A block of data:
○ ○ ○ ○

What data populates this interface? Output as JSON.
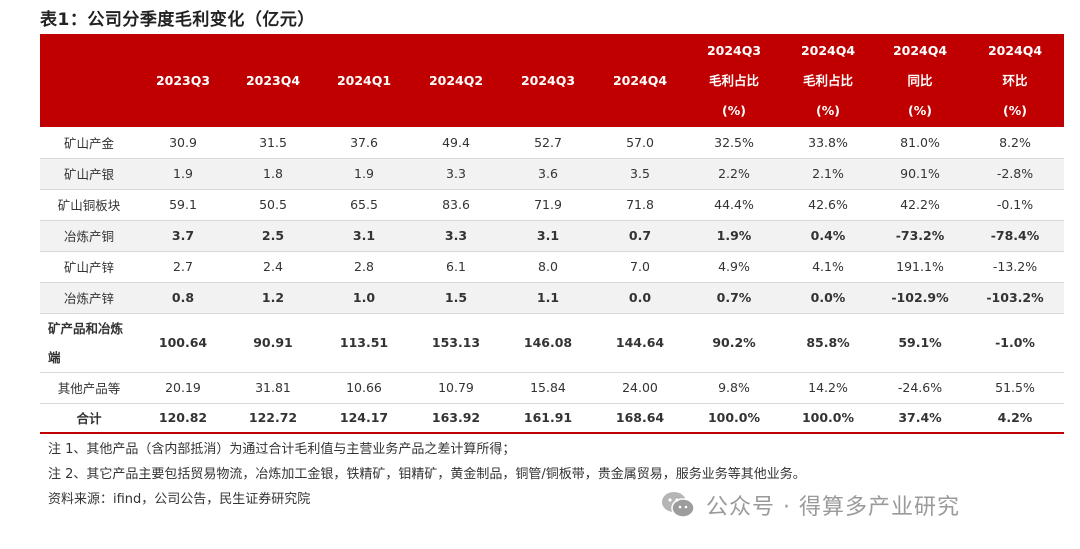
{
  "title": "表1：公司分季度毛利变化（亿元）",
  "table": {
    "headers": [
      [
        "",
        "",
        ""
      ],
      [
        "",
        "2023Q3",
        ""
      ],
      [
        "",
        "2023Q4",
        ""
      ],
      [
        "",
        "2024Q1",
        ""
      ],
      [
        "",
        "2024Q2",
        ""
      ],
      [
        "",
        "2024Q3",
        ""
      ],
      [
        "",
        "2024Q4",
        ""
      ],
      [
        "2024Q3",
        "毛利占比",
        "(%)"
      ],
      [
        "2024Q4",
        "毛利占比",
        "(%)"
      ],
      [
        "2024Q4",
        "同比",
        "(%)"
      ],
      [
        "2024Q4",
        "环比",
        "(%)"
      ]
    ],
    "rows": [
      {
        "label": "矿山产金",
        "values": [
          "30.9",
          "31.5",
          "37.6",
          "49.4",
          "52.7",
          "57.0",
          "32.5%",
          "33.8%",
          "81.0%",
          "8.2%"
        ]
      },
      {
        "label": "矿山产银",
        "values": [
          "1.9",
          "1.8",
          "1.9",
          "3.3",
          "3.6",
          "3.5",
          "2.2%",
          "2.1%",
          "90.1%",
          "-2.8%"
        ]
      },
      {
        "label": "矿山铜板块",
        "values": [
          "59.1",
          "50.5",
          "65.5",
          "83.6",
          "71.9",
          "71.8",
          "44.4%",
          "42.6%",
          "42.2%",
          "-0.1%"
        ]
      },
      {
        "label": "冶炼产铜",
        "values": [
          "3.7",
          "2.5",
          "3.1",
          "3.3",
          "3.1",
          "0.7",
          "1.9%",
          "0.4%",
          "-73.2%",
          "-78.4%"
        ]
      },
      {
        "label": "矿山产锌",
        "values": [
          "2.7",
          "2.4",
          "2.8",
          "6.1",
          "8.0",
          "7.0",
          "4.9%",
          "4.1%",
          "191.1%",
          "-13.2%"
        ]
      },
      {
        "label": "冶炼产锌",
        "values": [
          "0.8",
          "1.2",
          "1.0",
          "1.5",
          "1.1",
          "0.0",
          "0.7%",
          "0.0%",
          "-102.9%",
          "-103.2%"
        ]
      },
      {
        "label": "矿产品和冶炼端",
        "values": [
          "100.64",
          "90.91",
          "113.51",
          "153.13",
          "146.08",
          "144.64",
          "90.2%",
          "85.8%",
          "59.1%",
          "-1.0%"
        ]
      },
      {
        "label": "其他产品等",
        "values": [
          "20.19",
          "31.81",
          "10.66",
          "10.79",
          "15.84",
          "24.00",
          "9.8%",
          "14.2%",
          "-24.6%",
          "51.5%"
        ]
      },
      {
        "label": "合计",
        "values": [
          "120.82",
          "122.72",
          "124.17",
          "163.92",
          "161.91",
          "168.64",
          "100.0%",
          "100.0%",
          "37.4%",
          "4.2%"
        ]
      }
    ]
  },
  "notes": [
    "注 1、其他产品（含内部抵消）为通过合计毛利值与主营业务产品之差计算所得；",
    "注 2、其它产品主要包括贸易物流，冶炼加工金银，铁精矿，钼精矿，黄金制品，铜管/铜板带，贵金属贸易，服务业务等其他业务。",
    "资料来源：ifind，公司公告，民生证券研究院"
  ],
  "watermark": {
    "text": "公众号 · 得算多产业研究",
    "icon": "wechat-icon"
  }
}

○ ○ ○ ○

== REQUIRED TASK ==
Pictures in the records must not appear in the copy; transcribe everything else precisely.

== COMPLETE RESPONSE ==
What data populates this interface? Output as JSON.
{
  "title": "表1：公司分季度毛利变化（亿元）",
  "table": {
    "headers": [
      [
        "",
        "",
        ""
      ],
      [
        "",
        "2023Q3",
        ""
      ],
      [
        "",
        "2023Q4",
        ""
      ],
      [
        "",
        "2024Q1",
        ""
      ],
      [
        "",
        "2024Q2",
        ""
      ],
      [
        "",
        "2024Q3",
        ""
      ],
      [
        "",
        "2024Q4",
        ""
      ],
      [
        "2024Q3",
        "毛利占比",
        "(%)"
      ],
      [
        "2024Q4",
        "毛利占比",
        "(%)"
      ],
      [
        "2024Q4",
        "同比",
        "(%)"
      ],
      [
        "2024Q4",
        "环比",
        "(%)"
      ]
    ],
    "rows": [
      {
        "label": "矿山产金",
        "values": [
          "30.9",
          "31.5",
          "37.6",
          "49.4",
          "52.7",
          "57.0",
          "32.5%",
          "33.8%",
          "81.0%",
          "8.2%"
        ]
      },
      {
        "label": "矿山产银",
        "values": [
          "1.9",
          "1.8",
          "1.9",
          "3.3",
          "3.6",
          "3.5",
          "2.2%",
          "2.1%",
          "90.1%",
          "-2.8%"
        ]
      },
      {
        "label": "矿山铜板块",
        "values": [
          "59.1",
          "50.5",
          "65.5",
          "83.6",
          "71.9",
          "71.8",
          "44.4%",
          "42.6%",
          "42.2%",
          "-0.1%"
        ]
      },
      {
        "label": "冶炼产铜",
        "values": [
          "3.7",
          "2.5",
          "3.1",
          "3.3",
          "3.1",
          "0.7",
          "1.9%",
          "0.4%",
          "-73.2%",
          "-78.4%"
        ]
      },
      {
        "label": "矿山产锌",
        "values": [
          "2.7",
          "2.4",
          "2.8",
          "6.1",
          "8.0",
          "7.0",
          "4.9%",
          "4.1%",
          "191.1%",
          "-13.2%"
        ]
      },
      {
        "label": "冶炼产锌",
        "values": [
          "0.8",
          "1.2",
          "1.0",
          "1.5",
          "1.1",
          "0.0",
          "0.7%",
          "0.0%",
          "-102.9%",
          "-103.2%"
        ]
      },
      {
        "label": "矿产品和冶炼端",
        "values": [
          "100.64",
          "90.91",
          "113.51",
          "153.13",
          "146.08",
          "144.64",
          "90.2%",
          "85.8%",
          "59.1%",
          "-1.0%"
        ]
      },
      {
        "label": "其他产品等",
        "values": [
          "20.19",
          "31.81",
          "10.66",
          "10.79",
          "15.84",
          "24.00",
          "9.8%",
          "14.2%",
          "-24.6%",
          "51.5%"
        ]
      },
      {
        "label": "合计",
        "values": [
          "120.82",
          "122.72",
          "124.17",
          "163.92",
          "161.91",
          "168.64",
          "100.0%",
          "100.0%",
          "37.4%",
          "4.2%"
        ]
      }
    ]
  },
  "notes": [
    "注 1、其他产品（含内部抵消）为通过合计毛利值与主营业务产品之差计算所得；",
    "注 2、其它产品主要包括贸易物流，冶炼加工金银，铁精矿，钼精矿，黄金制品，铜管/铜板带，贵金属贸易，服务业务等其他业务。",
    "资料来源：ifind，公司公告，民生证券研究院"
  ],
  "watermark": {
    "text": "公众号 · 得算多产业研究",
    "icon": "wechat-icon"
  }
}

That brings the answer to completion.